Quote all lines below exactly. Images stay out.

Data records:
============

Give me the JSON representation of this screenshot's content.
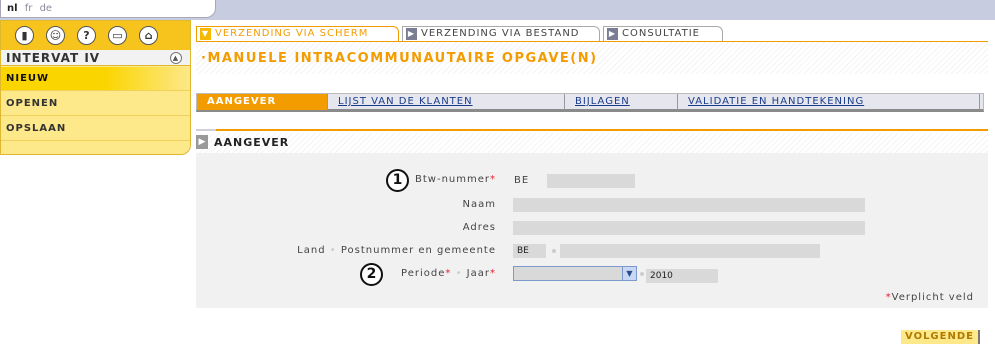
{
  "languages": {
    "nl": "nl",
    "fr": "fr",
    "de": "de"
  },
  "toolbar_icons": [
    "door-icon",
    "user-icon",
    "help-icon",
    "print-icon",
    "home-icon"
  ],
  "icons_glyphs": {
    "door": "▮",
    "user": "☺",
    "help": "?",
    "print": "▭",
    "home": "⌂"
  },
  "app_title": "INTERVAT IV",
  "collapse_glyph": "▲",
  "menu": {
    "new": "NIEUW",
    "open": "OPENEN",
    "save": "OPSLAAN"
  },
  "top_tabs": {
    "screen": "VERZENDING VIA SCHERM",
    "file": "VERZENDING VIA BESTAND",
    "consult": "CONSULTATIE"
  },
  "page_title": "·MANUELE INTRACOMMUNAUTAIRE OPGAVE(N)",
  "sub_tabs": {
    "declarant": "AANGEVER",
    "clients": "LIJST VAN DE KLANTEN",
    "attachments": "BIJLAGEN",
    "validation": "VALIDATIE EN HANDTEKENING"
  },
  "section_title": "AANGEVER",
  "form": {
    "vat_label": "Btw-nummer",
    "vat_prefix": "BE",
    "name_label": "Naam",
    "address_label": "Adres",
    "country_label": "Land",
    "postal_label": "Postnummer en gemeente",
    "country_value": "BE",
    "period_label": "Periode",
    "year_label": "Jaar",
    "year_value": "2010",
    "required_marker": "*",
    "required_note": "Verplicht veld"
  },
  "callouts": {
    "one": "1",
    "two": "2"
  },
  "next_button": "VOLGENDE",
  "colors": {
    "accent": "#f39c00",
    "panel": "#fde88a",
    "required": "#e02030"
  }
}
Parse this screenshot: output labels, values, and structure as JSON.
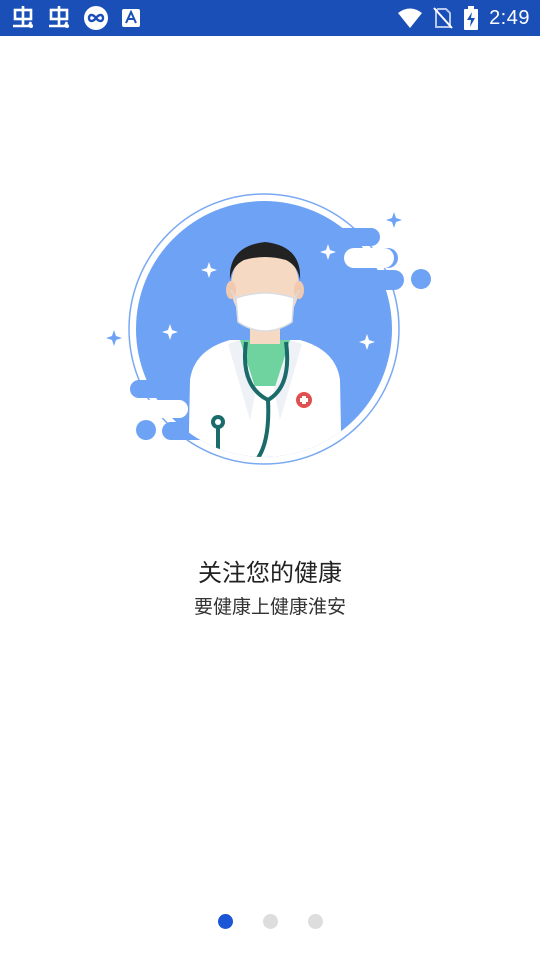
{
  "status_bar": {
    "time": "2:49",
    "left_icons": [
      "chinese-char-app-icon",
      "chinese-char-app-icon",
      "infinity-app-icon",
      "text-a-app-icon"
    ],
    "right_icons": [
      "wifi-icon",
      "no-sim-icon",
      "battery-charging-icon"
    ],
    "background": "#1a4fb8"
  },
  "onboarding": {
    "title": "关注您的健康",
    "subtitle": "要健康上健康淮安",
    "illustration": "doctor-with-mask-illustration",
    "accent_color": "#6ea2f5"
  },
  "pager": {
    "pages": 3,
    "current": 1,
    "active_color": "#1a56d6",
    "inactive_color": "#dddddd"
  }
}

============

Final answer:
Give me the JSON representation of this screenshot's content.
{
  "languages": {
    "nl": "nl",
    "fr": "fr",
    "de": "de"
  },
  "toolbar_icons": [
    "door-icon",
    "user-icon",
    "help-icon",
    "print-icon",
    "home-icon"
  ],
  "icons_glyphs": {
    "door": "▮",
    "user": "☺",
    "help": "?",
    "print": "▭",
    "home": "⌂"
  },
  "app_title": "INTERVAT IV",
  "collapse_glyph": "▲",
  "menu": {
    "new": "NIEUW",
    "open": "OPENEN",
    "save": "OPSLAAN"
  },
  "top_tabs": {
    "screen": "VERZENDING VIA SCHERM",
    "file": "VERZENDING VIA BESTAND",
    "consult": "CONSULTATIE"
  },
  "page_title": "·MANUELE INTRACOMMUNAUTAIRE OPGAVE(N)",
  "sub_tabs": {
    "declarant": "AANGEVER",
    "clients": "LIJST VAN DE KLANTEN",
    "attachments": "BIJLAGEN",
    "validation": "VALIDATIE EN HANDTEKENING"
  },
  "section_title": "AANGEVER",
  "form": {
    "vat_label": "Btw-nummer",
    "vat_prefix": "BE",
    "name_label": "Naam",
    "address_label": "Adres",
    "country_label": "Land",
    "postal_label": "Postnummer en gemeente",
    "country_value": "BE",
    "period_label": "Periode",
    "year_label": "Jaar",
    "year_value": "2010",
    "required_marker": "*",
    "required_note": "Verplicht veld"
  },
  "callouts": {
    "one": "1",
    "two": "2"
  },
  "next_button": "VOLGENDE",
  "colors": {
    "accent": "#f39c00",
    "panel": "#fde88a",
    "required": "#e02030"
  }
}
Parse this screenshot: output labels, values, and structure as JSON.
{
  "status_bar": {
    "time": "2:49",
    "left_icons": [
      "chinese-char-app-icon",
      "chinese-char-app-icon",
      "infinity-app-icon",
      "text-a-app-icon"
    ],
    "right_icons": [
      "wifi-icon",
      "no-sim-icon",
      "battery-charging-icon"
    ],
    "background": "#1a4fb8"
  },
  "onboarding": {
    "title": "关注您的健康",
    "subtitle": "要健康上健康淮安",
    "illustration": "doctor-with-mask-illustration",
    "accent_color": "#6ea2f5"
  },
  "pager": {
    "pages": 3,
    "current": 1,
    "active_color": "#1a56d6",
    "inactive_color": "#dddddd"
  }
}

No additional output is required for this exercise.